(EXCERPT)
** BEGIN **

Monday, 27 January 2014

Ferdinand Magellan

Ferdinand Magellan (1480?-1521), Portuguese-born Spanish explorer and navigator, leader of the first expedition to circumnavigate, or sail completely around, the world. He was born in northern Portugal.
Magellan set out to reach the East Indies by sailing westward from Europe, which no one was sure could be done. He intended to return by the same route, but after his death his crews found that the prevailing winds required them to keep sailing west, around the world.
Magellan was born Fernão de Magalhães to a noble Portuguese family; later the Spanish knew him as Fernando de Magallanes. He served as a court page in his youth, and in 1505 he sailed with a fleet carrying the first Portuguese viceroy to India. He then served with the fleet in the exploration and conquest of the East Indies. Twice wounded in battle, he took part in expeditions that captured the kingdom of Malacca (Melaka) in the Malay Peninsula of southeast Asia. He explored the islands of present-day Indonesia as far east as the Moluccas, or Spice Islands. By 1510 he was promoted to the rank of captain.
In 1512 Magellan returned to Portugal, and in 1513 he battled the Moors in Morocco. He was wounded again and left with a permanent limp. Soon afterward he lost favor with King Manuel of Portugal, probably because of charges of financial irregularities while he was in Morocco. The king canceled a promotion Magellan had received for his valor against the Moors and later denied his request for a fleet to prove that the Moluccas could be reached by sailing west.

** END **

(DATA PROVIDED)
** BEGIN **

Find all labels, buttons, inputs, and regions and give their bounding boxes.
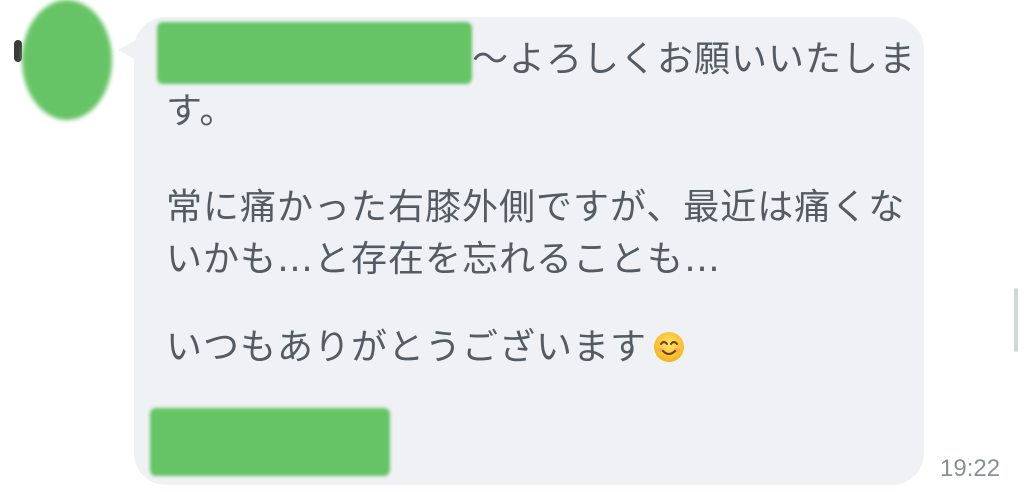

** END **

(TASKS TO PERFORM)
a. In the Magellan text, in what year did Magellan sail with the fleet carrying the first Portuguese viceroy to India?
b. Quote the Magellan text from "Magellan set out to reach the East" to "around the world.".
None of the data is needed here.

(ANSWERS FOR THE EXERCISE)
a. 1505

b.
Magellan set out to reach the East Indies by sailing westward from Europe, which no one was sure could be done. He intended to return by the same route, but after his death his crews found that the prevailing winds required them to keep sailing west, around the world.